Exploration du texte:
1 - Répondez aux questions suivantes à partir de l'extrait sur les congés payés.
(a) À combien de jours ouvrables de congés chaque mois de travail ouvre-t-il droit ?
(b) À combien de jours ouvrés correspondent les cinq semaines de congés ?
(c) Entre quelles dates le code du travail impose-t-il la prise d'au moins 12 jours ouvrables continus de congés payés ?
2 - Réécrivez le passage de l'extrait sur les congés payés qui commence par les mots « Ou encore à » et s'arrête après « le 31 octobre. », en remplaçant « entreprise » par « société ».

Extrait du texte:
********************
Et que dire à ce salarié qui affirme qu’une erreur s’est glissée sur sa fiche de paie : « Quand je prends une semaine de congés, mon employeur me décompte 6 jours, alors qu’habituellement je ne travaille pas le samedi ». Il ne s’agit pas forcément d’une erreur. Il y a deux méthodes de calcul des congés payés : soit en jours ouvrables, soit en jours ouvrés. Sauf disposition conventionnelle, contractuelle ou usage plus favorable, les congés se calculent en jours ouvrables (en principe, du lundi au samedi). Chaque mois de travail ouvre ainsi droit à 2,5 jours ouvrables de congés. Les 5 semaines de congés payés acquises pour une année complète de travail correspondent à 30 jours ouvrables (5 semaines de 6 jours). De ce fait, lorsqu’un salarié prend une semaine de congés, il est normal de lui décompter 6 jours ouvrables de congés (du lundi au samedi). Si au contraire, le nombre de jours de congés payés se calcule en jours ouvrés (jours d’ouverture de l’entreprise, en général du lundi au vendredi), les cinq semaines de congés correspondent à 25 jours ouvrés de congés (5 semaines de 5 jours). Lorsque le salarié prend une semaine de congés, il ne doit lui être décompté 5 jours ouvrés de congés (du lundi au vendredi). Ce décompte en jours ouvrés ne doit en aucun cas réduire le droit à congé du salarié.
Ou encore à cette salariée, embêtée, qui vient vous solliciter car elle ne souhaite pas prendre de congés en cette période estivale : « C’est vrai que je suis obligé quand même de prendre deux semaines de congés en dehors de l'hiver ? » Ce n’est effectivement pas une règle propre à votre seule entreprise ! Le code du travail impose la prise d’au moins 12 jours ouvrables continus de congés payés entre le 1er mai et le 31 octobre.
********************
Liste des données:
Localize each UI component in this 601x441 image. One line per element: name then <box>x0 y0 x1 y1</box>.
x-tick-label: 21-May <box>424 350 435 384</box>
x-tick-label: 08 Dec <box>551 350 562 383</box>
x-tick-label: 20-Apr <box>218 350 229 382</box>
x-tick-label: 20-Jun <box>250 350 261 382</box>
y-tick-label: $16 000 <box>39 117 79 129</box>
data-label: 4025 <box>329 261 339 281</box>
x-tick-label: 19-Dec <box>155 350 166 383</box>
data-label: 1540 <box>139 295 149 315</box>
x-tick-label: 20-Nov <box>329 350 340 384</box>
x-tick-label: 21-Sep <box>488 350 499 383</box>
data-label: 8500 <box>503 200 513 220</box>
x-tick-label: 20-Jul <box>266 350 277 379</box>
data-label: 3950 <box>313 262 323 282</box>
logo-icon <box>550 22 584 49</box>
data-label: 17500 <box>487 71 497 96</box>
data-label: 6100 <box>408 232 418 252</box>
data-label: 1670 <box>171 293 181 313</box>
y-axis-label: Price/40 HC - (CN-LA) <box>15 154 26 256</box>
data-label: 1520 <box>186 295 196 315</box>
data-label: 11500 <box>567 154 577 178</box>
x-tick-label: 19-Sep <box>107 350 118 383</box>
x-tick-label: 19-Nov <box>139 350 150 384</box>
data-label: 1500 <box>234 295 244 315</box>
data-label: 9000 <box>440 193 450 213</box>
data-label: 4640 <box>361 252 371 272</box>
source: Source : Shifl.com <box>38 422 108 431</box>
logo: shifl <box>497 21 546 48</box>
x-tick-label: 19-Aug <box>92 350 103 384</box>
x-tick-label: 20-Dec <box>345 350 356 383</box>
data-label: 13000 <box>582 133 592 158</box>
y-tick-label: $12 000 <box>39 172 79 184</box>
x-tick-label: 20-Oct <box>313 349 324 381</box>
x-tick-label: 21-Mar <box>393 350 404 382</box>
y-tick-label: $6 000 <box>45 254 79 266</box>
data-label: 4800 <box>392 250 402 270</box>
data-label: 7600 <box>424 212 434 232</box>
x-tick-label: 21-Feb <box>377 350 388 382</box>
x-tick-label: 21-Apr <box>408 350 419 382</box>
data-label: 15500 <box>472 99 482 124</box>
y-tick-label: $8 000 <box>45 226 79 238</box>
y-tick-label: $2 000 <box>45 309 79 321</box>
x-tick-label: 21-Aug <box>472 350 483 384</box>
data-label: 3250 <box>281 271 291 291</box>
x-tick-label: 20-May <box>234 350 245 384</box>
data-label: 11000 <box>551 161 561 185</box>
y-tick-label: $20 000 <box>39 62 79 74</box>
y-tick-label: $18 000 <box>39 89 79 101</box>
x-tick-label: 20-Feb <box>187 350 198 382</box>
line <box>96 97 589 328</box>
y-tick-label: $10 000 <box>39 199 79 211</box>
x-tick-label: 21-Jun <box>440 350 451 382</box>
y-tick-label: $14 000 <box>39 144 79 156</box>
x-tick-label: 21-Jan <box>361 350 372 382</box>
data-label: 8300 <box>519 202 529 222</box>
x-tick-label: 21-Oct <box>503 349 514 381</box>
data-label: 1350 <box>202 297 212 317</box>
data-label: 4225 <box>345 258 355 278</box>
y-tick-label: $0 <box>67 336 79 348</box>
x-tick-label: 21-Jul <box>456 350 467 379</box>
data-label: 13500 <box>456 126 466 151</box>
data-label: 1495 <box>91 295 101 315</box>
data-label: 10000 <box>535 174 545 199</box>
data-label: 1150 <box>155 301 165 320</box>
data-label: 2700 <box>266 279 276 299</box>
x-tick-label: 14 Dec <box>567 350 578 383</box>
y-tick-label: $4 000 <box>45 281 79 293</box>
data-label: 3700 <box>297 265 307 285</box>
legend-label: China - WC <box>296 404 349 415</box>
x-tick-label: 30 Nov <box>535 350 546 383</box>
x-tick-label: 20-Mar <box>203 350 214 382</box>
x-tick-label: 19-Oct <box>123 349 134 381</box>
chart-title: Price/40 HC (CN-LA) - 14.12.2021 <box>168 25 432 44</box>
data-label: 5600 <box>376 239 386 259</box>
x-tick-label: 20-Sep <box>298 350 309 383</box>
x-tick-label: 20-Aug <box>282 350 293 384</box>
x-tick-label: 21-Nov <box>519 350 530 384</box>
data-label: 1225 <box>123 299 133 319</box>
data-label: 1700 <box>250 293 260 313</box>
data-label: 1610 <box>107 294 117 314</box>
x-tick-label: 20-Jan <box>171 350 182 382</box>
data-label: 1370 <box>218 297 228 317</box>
********************
Corrigé de l'exercice:
1 -
(a) 2,5 jours ouvrables.
(b) 25 jours ouvrés.
(c) Entre le 1er mai et le 31 octobre.

2 -
Ou encore à cette salariée, embêtée, qui vient vous solliciter car elle ne souhaite pas prendre de congés en cette période estivale : « C’est vrai que je suis obligé quand même de prendre deux semaines de congés en dehors de l'hiver ? » Ce n’est effectivement pas une règle propre à votre seule société ! Le code du travail impose la prise d’au moins 12 jours ouvrables continus de congés payés entre le 1er mai et le 31 octobre.